* Goal:
Where the data below has the string "JSON", return the whole line.

>> START Excerpted data

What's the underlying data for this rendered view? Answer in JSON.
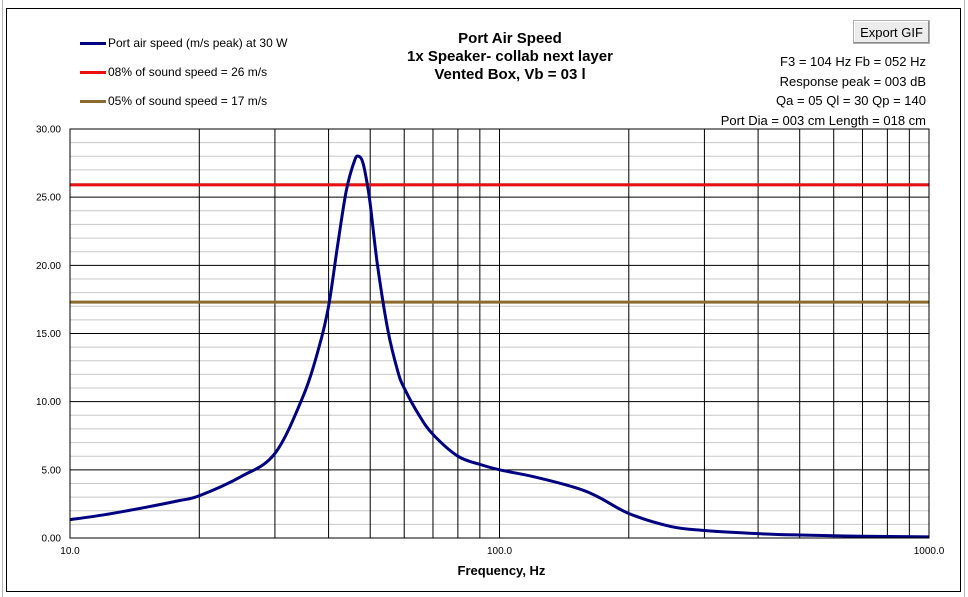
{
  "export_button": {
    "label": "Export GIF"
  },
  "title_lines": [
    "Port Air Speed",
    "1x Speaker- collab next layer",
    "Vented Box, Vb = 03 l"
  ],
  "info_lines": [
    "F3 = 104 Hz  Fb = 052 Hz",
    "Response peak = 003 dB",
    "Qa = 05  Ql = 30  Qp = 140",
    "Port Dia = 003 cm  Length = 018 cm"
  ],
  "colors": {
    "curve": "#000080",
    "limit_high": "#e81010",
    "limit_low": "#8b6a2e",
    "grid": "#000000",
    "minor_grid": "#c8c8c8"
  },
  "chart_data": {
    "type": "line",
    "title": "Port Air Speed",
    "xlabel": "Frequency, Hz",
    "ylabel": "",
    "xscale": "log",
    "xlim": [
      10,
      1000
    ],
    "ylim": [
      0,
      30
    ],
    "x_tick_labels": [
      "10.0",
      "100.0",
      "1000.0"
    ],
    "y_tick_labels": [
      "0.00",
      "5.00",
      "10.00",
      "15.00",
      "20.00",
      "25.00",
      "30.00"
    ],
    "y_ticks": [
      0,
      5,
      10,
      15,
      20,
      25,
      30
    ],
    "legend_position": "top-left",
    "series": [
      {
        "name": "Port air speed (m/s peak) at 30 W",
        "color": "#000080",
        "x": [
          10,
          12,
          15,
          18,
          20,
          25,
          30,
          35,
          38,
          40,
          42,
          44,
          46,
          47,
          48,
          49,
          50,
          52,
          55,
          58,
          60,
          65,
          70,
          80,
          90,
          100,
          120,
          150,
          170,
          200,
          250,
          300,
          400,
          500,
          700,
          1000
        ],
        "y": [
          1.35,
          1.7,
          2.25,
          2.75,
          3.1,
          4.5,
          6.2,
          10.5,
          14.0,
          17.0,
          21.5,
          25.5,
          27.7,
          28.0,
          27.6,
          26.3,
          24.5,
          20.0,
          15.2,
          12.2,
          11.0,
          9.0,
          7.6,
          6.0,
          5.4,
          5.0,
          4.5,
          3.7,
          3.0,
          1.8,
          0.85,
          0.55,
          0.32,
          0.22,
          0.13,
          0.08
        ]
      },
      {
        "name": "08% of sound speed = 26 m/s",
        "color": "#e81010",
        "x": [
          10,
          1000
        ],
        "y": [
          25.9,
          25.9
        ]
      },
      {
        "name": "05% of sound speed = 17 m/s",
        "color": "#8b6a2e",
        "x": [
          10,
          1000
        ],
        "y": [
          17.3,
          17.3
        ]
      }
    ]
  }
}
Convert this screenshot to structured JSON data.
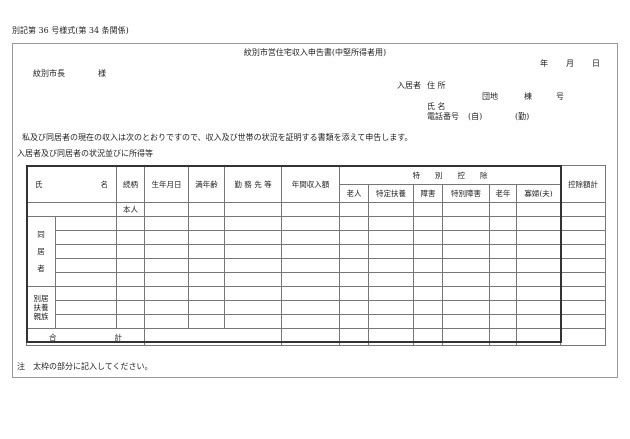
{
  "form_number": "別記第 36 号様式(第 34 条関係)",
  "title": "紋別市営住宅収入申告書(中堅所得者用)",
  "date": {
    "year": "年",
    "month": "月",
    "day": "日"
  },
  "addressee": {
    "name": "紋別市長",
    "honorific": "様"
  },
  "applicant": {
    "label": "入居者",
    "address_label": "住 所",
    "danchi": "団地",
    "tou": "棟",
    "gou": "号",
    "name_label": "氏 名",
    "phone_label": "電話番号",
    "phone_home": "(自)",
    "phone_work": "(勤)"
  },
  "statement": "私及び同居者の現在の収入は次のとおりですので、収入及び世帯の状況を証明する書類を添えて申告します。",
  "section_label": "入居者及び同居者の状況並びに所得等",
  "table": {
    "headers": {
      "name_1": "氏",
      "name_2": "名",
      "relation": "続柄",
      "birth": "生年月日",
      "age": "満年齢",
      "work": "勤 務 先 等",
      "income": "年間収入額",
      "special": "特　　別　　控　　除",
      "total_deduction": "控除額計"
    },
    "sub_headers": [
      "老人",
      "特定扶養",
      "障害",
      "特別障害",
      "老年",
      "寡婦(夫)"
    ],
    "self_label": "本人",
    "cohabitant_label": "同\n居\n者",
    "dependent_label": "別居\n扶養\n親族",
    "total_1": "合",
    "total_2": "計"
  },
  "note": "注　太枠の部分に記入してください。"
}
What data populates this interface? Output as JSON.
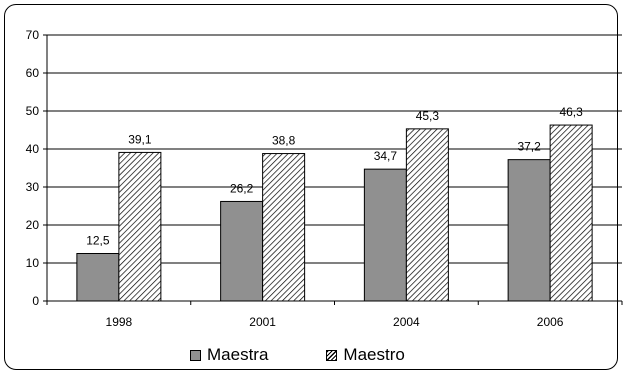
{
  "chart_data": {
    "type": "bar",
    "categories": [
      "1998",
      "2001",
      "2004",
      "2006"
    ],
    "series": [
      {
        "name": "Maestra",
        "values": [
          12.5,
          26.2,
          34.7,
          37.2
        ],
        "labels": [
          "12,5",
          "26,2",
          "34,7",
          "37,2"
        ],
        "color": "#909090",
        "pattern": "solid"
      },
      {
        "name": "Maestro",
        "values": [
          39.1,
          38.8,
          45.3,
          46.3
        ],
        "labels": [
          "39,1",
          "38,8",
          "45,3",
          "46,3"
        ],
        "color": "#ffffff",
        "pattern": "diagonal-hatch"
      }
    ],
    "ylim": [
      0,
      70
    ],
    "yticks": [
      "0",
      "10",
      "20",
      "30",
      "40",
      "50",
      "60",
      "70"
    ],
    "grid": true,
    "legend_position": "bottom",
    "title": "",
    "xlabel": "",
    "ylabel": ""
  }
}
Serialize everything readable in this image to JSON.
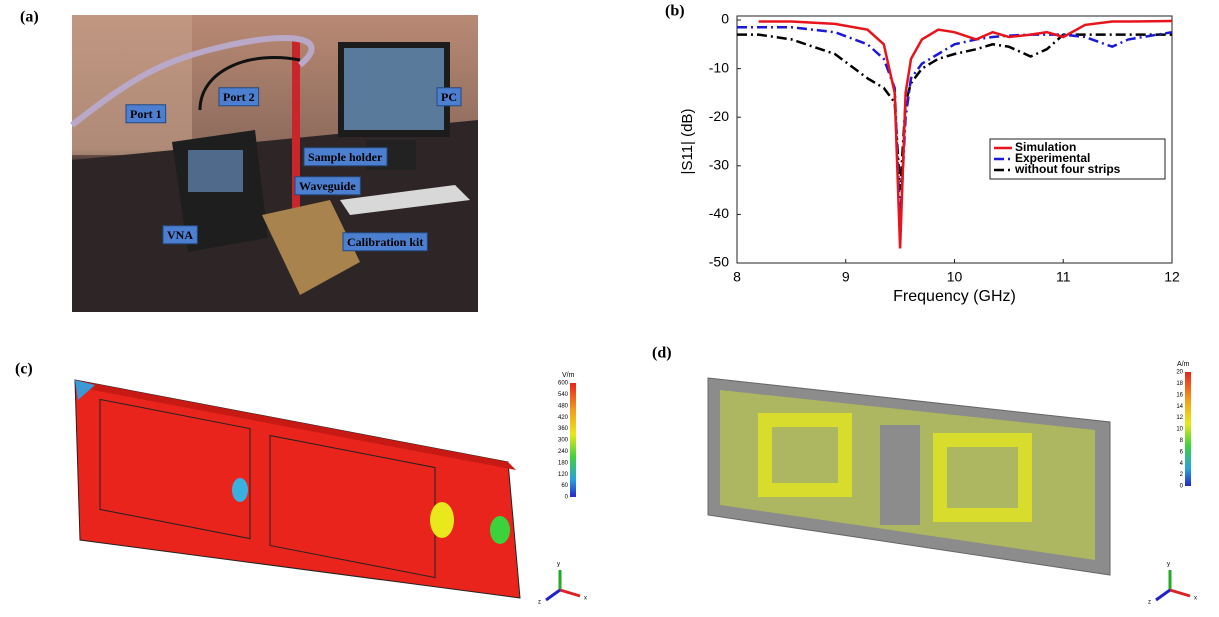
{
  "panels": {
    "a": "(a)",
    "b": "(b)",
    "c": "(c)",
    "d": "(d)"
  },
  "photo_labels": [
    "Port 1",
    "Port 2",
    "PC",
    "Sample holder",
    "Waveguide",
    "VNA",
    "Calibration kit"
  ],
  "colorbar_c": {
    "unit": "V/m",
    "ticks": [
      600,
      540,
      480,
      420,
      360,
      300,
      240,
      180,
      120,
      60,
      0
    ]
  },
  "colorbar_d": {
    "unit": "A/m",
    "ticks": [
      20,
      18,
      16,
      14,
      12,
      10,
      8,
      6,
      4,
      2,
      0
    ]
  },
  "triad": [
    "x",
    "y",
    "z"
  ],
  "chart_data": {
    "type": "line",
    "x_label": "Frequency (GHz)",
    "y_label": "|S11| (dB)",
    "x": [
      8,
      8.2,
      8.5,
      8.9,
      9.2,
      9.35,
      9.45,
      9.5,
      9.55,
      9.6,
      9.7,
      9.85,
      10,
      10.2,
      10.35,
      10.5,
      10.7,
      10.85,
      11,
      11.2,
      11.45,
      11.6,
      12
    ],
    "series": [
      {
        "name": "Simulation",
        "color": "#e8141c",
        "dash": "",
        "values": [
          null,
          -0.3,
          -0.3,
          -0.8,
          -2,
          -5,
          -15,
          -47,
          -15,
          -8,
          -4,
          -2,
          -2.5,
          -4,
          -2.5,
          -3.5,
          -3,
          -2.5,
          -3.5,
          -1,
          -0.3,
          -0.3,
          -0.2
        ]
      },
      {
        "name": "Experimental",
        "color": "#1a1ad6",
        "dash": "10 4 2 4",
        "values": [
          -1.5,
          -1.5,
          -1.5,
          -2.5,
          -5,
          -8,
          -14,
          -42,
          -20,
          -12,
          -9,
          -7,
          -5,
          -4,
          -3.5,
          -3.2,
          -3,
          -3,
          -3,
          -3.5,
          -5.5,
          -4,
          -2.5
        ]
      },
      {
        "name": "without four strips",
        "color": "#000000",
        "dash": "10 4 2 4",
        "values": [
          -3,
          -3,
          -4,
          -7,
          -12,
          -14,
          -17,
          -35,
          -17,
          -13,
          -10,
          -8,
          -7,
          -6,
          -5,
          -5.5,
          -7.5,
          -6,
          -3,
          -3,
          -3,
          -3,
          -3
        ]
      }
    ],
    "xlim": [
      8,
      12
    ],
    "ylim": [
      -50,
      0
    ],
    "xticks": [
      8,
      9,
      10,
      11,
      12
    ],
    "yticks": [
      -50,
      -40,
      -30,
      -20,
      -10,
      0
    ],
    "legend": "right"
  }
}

>> END Excerpted data

* Problem solution:
What's the underlying data for this rendered view? Answer in JSON.
Convert this screenshot to structured JSON data.
What data populates this interface? Output as JSON.
Serialize everything readable in this image to JSON.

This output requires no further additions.